= THE PROBLEM =
Each entry below must be repeated word for word.

= DATASET ENTRIES =
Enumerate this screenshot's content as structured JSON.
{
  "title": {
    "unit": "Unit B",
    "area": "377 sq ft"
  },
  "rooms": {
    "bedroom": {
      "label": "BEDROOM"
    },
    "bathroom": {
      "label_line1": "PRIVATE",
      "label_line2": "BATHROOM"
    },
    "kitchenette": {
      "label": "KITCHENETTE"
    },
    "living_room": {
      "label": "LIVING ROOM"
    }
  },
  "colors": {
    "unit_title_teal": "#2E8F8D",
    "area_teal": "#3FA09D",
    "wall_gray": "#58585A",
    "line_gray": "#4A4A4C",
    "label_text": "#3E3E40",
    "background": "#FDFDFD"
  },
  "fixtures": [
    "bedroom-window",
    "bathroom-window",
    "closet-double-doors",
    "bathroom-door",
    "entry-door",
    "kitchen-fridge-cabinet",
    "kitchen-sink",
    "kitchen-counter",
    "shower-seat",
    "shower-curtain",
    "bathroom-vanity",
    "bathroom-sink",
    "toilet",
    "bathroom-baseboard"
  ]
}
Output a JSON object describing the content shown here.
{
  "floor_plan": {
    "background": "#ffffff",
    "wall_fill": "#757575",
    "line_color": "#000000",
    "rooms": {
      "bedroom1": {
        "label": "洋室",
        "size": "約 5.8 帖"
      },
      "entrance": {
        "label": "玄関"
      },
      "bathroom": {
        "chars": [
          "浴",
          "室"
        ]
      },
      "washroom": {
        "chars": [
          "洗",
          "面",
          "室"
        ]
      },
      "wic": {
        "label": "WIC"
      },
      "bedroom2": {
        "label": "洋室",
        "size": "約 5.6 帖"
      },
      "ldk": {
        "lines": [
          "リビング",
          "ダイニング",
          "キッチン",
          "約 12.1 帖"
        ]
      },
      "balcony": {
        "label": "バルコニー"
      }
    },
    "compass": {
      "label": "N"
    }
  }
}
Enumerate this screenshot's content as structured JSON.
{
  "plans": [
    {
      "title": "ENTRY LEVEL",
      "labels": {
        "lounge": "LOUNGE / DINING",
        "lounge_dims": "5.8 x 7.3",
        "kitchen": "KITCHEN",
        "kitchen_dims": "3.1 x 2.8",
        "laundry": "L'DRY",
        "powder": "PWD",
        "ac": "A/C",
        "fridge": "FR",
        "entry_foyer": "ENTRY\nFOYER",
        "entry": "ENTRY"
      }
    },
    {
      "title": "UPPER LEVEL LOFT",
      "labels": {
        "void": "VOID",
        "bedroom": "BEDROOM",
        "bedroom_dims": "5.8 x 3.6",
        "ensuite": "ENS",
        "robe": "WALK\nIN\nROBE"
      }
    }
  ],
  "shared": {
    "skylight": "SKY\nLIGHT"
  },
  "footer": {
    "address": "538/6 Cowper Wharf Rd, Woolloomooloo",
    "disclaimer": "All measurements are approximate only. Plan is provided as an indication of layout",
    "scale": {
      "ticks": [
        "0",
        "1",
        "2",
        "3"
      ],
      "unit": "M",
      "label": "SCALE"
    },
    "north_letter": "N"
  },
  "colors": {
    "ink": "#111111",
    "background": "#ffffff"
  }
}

= WORKED SOLUTION =
Enumerate this screenshot's content as structured JSON.
{
  "title": {
    "unit": "Unit B",
    "area": "377 sq ft"
  },
  "rooms": {
    "bedroom": {
      "label": "BEDROOM"
    },
    "bathroom": {
      "label_line1": "PRIVATE",
      "label_line2": "BATHROOM"
    },
    "kitchenette": {
      "label": "KITCHENETTE"
    },
    "living_room": {
      "label": "LIVING ROOM"
    }
  },
  "colors": {
    "unit_title_teal": "#2E8F8D",
    "area_teal": "#3FA09D",
    "wall_gray": "#58585A",
    "line_gray": "#4A4A4C",
    "label_text": "#3E3E40",
    "background": "#FDFDFD"
  },
  "fixtures": [
    "bedroom-window",
    "bathroom-window",
    "closet-double-doors",
    "bathroom-door",
    "entry-door",
    "kitchen-fridge-cabinet",
    "kitchen-sink",
    "kitchen-counter",
    "shower-seat",
    "shower-curtain",
    "bathroom-vanity",
    "bathroom-sink",
    "toilet",
    "bathroom-baseboard"
  ]
}
Output a JSON object describing the content shown here.
{
  "floor_plan": {
    "background": "#ffffff",
    "wall_fill": "#757575",
    "line_color": "#000000",
    "rooms": {
      "bedroom1": {
        "label": "洋室",
        "size": "約 5.8 帖"
      },
      "entrance": {
        "label": "玄関"
      },
      "bathroom": {
        "chars": [
          "浴",
          "室"
        ]
      },
      "washroom": {
        "chars": [
          "洗",
          "面",
          "室"
        ]
      },
      "wic": {
        "label": "WIC"
      },
      "bedroom2": {
        "label": "洋室",
        "size": "約 5.6 帖"
      },
      "ldk": {
        "lines": [
          "リビング",
          "ダイニング",
          "キッチン",
          "約 12.1 帖"
        ]
      },
      "balcony": {
        "label": "バルコニー"
      }
    },
    "compass": {
      "label": "N"
    }
  }
}
Enumerate this screenshot's content as structured JSON.
{
  "plans": [
    {
      "title": "ENTRY LEVEL",
      "labels": {
        "lounge": "LOUNGE / DINING",
        "lounge_dims": "5.8 x 7.3",
        "kitchen": "KITCHEN",
        "kitchen_dims": "3.1 x 2.8",
        "laundry": "L'DRY",
        "powder": "PWD",
        "ac": "A/C",
        "fridge": "FR",
        "entry_foyer": "ENTRY\nFOYER",
        "entry": "ENTRY"
      }
    },
    {
      "title": "UPPER LEVEL LOFT",
      "labels": {
        "void": "VOID",
        "bedroom": "BEDROOM",
        "bedroom_dims": "5.8 x 3.6",
        "ensuite": "ENS",
        "robe": "WALK\nIN\nROBE"
      }
    }
  ],
  "shared": {
    "skylight": "SKY\nLIGHT"
  },
  "footer": {
    "address": "538/6 Cowper Wharf Rd, Woolloomooloo",
    "disclaimer": "All measurements are approximate only. Plan is provided as an indication of layout",
    "scale": {
      "ticks": [
        "0",
        "1",
        "2",
        "3"
      ],
      "unit": "M",
      "label": "SCALE"
    },
    "north_letter": "N"
  },
  "colors": {
    "ink": "#111111",
    "background": "#ffffff"
  }
}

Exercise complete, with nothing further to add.